Of the lines below, count those containing the word "ändern". Reply with the number alone.

========================================================================

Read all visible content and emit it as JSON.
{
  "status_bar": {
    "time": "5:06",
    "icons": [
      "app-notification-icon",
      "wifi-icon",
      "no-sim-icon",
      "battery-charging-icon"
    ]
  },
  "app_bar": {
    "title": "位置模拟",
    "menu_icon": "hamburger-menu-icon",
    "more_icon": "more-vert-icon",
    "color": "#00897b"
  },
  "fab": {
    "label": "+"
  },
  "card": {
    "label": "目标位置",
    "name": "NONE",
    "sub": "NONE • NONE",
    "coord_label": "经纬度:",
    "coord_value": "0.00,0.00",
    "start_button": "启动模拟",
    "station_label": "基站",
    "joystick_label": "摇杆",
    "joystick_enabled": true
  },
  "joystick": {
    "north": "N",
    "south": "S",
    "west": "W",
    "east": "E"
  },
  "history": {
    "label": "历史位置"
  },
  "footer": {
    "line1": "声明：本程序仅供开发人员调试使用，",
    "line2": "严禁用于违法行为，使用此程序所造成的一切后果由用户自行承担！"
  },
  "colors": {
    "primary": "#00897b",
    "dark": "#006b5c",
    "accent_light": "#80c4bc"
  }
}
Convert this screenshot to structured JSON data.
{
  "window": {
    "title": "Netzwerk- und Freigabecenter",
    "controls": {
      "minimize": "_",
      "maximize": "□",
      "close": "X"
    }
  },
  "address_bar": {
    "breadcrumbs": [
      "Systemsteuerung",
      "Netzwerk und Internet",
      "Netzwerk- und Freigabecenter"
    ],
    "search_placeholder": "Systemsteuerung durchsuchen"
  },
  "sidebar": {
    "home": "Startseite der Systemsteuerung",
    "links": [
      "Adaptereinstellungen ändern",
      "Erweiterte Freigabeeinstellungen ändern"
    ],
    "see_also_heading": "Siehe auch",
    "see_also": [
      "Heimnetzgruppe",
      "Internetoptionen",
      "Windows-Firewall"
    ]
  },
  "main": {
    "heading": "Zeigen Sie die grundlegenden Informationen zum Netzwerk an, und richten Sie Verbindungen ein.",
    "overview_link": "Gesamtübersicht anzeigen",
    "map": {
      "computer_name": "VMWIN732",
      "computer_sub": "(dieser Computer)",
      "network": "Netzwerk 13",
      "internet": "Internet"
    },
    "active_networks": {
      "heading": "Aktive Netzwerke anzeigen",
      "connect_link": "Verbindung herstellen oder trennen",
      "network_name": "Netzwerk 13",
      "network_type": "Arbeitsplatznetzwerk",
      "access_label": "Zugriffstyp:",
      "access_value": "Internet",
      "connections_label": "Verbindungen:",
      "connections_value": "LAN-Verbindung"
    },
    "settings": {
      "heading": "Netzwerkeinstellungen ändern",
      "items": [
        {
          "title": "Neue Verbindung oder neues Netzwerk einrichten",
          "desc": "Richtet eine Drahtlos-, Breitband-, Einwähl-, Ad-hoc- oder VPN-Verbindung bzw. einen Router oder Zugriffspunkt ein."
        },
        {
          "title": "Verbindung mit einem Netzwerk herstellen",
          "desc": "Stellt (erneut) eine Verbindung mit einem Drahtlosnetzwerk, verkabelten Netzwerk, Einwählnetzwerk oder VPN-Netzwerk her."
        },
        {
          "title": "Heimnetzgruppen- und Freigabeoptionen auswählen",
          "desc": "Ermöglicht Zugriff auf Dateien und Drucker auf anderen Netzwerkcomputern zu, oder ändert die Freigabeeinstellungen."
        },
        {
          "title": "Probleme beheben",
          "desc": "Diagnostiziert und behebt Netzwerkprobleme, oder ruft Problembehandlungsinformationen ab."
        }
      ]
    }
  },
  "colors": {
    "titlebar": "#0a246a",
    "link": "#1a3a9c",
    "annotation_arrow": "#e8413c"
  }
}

========================================================================

CORRECT RESPONSE –
3